**Task requirements**
The data must be written out once more, precisely as given.

>>>>

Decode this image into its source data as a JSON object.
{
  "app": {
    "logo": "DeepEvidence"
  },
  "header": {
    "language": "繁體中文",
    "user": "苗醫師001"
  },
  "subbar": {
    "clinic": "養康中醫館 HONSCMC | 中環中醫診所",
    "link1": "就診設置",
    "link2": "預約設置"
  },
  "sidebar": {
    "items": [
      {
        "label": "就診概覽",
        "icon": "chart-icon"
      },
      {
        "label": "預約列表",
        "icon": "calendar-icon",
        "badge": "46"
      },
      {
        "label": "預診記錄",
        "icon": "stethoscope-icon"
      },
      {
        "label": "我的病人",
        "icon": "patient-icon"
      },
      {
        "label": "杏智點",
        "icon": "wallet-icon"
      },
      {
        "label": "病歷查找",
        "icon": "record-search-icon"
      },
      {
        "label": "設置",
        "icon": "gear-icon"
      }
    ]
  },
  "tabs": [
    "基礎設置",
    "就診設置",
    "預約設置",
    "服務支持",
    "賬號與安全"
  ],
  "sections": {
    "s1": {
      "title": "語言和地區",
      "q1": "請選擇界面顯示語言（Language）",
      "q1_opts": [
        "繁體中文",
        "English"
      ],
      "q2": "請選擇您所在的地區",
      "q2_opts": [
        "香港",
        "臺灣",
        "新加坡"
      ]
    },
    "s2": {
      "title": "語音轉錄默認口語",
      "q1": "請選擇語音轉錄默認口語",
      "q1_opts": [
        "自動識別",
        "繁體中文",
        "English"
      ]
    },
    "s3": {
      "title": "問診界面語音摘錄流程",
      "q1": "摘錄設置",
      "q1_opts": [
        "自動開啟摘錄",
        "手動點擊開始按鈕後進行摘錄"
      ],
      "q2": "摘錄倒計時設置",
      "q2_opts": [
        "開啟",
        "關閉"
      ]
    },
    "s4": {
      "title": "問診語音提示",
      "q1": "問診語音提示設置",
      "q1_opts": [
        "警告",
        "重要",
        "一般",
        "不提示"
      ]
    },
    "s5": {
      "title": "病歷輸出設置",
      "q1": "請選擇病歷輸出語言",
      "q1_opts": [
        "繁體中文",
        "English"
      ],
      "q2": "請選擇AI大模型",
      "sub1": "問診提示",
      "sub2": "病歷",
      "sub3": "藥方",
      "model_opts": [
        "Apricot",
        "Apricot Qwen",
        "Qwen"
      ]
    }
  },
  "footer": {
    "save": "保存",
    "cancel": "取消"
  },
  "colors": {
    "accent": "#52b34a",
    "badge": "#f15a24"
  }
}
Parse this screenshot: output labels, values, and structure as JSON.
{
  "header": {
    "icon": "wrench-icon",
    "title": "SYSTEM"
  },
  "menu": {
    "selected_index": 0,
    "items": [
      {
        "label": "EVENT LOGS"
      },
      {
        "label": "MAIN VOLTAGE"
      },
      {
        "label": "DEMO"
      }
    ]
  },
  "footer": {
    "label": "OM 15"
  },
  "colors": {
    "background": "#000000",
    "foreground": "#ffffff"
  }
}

<<<<

**Answer for this exercise**
Decode this image into its source data as a JSON object.
{
  "app": {
    "logo": "DeepEvidence"
  },
  "header": {
    "language": "繁體中文",
    "user": "苗醫師001"
  },
  "subbar": {
    "clinic": "養康中醫館 HONSCMC | 中環中醫診所",
    "link1": "就診設置",
    "link2": "預約設置"
  },
  "sidebar": {
    "items": [
      {
        "label": "就診概覽",
        "icon": "chart-icon"
      },
      {
        "label": "預約列表",
        "icon": "calendar-icon",
        "badge": "46"
      },
      {
        "label": "預診記錄",
        "icon": "stethoscope-icon"
      },
      {
        "label": "我的病人",
        "icon": "patient-icon"
      },
      {
        "label": "杏智點",
        "icon": "wallet-icon"
      },
      {
        "label": "病歷查找",
        "icon": "record-search-icon"
      },
      {
        "label": "設置",
        "icon": "gear-icon"
      }
    ]
  },
  "tabs": [
    "基礎設置",
    "就診設置",
    "預約設置",
    "服務支持",
    "賬號與安全"
  ],
  "sections": {
    "s1": {
      "title": "語言和地區",
      "q1": "請選擇界面顯示語言（Language）",
      "q1_opts": [
        "繁體中文",
        "English"
      ],
      "q2": "請選擇您所在的地區",
      "q2_opts": [
        "香港",
        "臺灣",
        "新加坡"
      ]
    },
    "s2": {
      "title": "語音轉錄默認口語",
      "q1": "請選擇語音轉錄默認口語",
      "q1_opts": [
        "自動識別",
        "繁體中文",
        "English"
      ]
    },
    "s3": {
      "title": "問診界面語音摘錄流程",
      "q1": "摘錄設置",
      "q1_opts": [
        "自動開啟摘錄",
        "手動點擊開始按鈕後進行摘錄"
      ],
      "q2": "摘錄倒計時設置",
      "q2_opts": [
        "開啟",
        "關閉"
      ]
    },
    "s4": {
      "title": "問診語音提示",
      "q1": "問診語音提示設置",
      "q1_opts": [
        "警告",
        "重要",
        "一般",
        "不提示"
      ]
    },
    "s5": {
      "title": "病歷輸出設置",
      "q1": "請選擇病歷輸出語言",
      "q1_opts": [
        "繁體中文",
        "English"
      ],
      "q2": "請選擇AI大模型",
      "sub1": "問診提示",
      "sub2": "病歷",
      "sub3": "藥方",
      "model_opts": [
        "Apricot",
        "Apricot Qwen",
        "Qwen"
      ]
    }
  },
  "footer": {
    "save": "保存",
    "cancel": "取消"
  },
  "colors": {
    "accent": "#52b34a",
    "badge": "#f15a24"
  }
}
Parse this screenshot: output labels, values, and structure as JSON.
{
  "header": {
    "icon": "wrench-icon",
    "title": "SYSTEM"
  },
  "menu": {
    "selected_index": 0,
    "items": [
      {
        "label": "EVENT LOGS"
      },
      {
        "label": "MAIN VOLTAGE"
      },
      {
        "label": "DEMO"
      }
    ]
  },
  "footer": {
    "label": "OM 15"
  },
  "colors": {
    "background": "#000000",
    "foreground": "#ffffff"
  }
}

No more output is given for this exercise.